*OBJECTIVE*: List the lines of this listing that hold the word "Stirling".
===
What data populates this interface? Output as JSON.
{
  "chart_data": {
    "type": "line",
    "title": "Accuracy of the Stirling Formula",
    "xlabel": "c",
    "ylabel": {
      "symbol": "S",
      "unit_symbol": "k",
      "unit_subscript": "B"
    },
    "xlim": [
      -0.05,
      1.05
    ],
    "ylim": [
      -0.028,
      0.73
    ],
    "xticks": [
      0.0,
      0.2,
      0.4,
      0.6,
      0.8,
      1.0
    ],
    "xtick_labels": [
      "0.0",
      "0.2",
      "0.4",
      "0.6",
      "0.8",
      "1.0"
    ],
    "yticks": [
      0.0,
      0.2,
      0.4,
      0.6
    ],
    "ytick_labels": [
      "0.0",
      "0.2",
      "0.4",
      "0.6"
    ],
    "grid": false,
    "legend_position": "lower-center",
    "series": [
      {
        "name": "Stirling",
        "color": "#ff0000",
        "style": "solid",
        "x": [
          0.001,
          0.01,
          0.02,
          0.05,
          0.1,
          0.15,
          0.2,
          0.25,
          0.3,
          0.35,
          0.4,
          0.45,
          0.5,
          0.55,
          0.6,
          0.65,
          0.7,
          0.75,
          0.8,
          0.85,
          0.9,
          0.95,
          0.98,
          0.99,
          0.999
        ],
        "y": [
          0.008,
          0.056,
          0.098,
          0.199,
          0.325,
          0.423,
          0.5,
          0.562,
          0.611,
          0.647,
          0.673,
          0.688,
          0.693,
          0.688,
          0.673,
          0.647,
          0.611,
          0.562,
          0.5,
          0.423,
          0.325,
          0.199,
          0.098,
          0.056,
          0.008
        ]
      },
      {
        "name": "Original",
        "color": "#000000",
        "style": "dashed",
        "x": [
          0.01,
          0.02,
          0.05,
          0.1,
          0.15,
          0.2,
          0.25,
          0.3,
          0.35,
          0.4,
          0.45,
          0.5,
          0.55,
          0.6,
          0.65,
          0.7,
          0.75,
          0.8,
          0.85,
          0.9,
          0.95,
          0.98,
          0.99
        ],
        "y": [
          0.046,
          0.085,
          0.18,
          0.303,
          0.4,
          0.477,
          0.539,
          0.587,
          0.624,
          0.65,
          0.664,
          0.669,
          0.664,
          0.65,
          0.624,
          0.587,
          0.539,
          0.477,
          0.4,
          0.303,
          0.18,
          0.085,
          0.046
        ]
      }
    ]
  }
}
===
*ANSWER TO THIS EXERCISE*:
    "title": "Accuracy of the Stirling Formula",
        "name": "Stirling",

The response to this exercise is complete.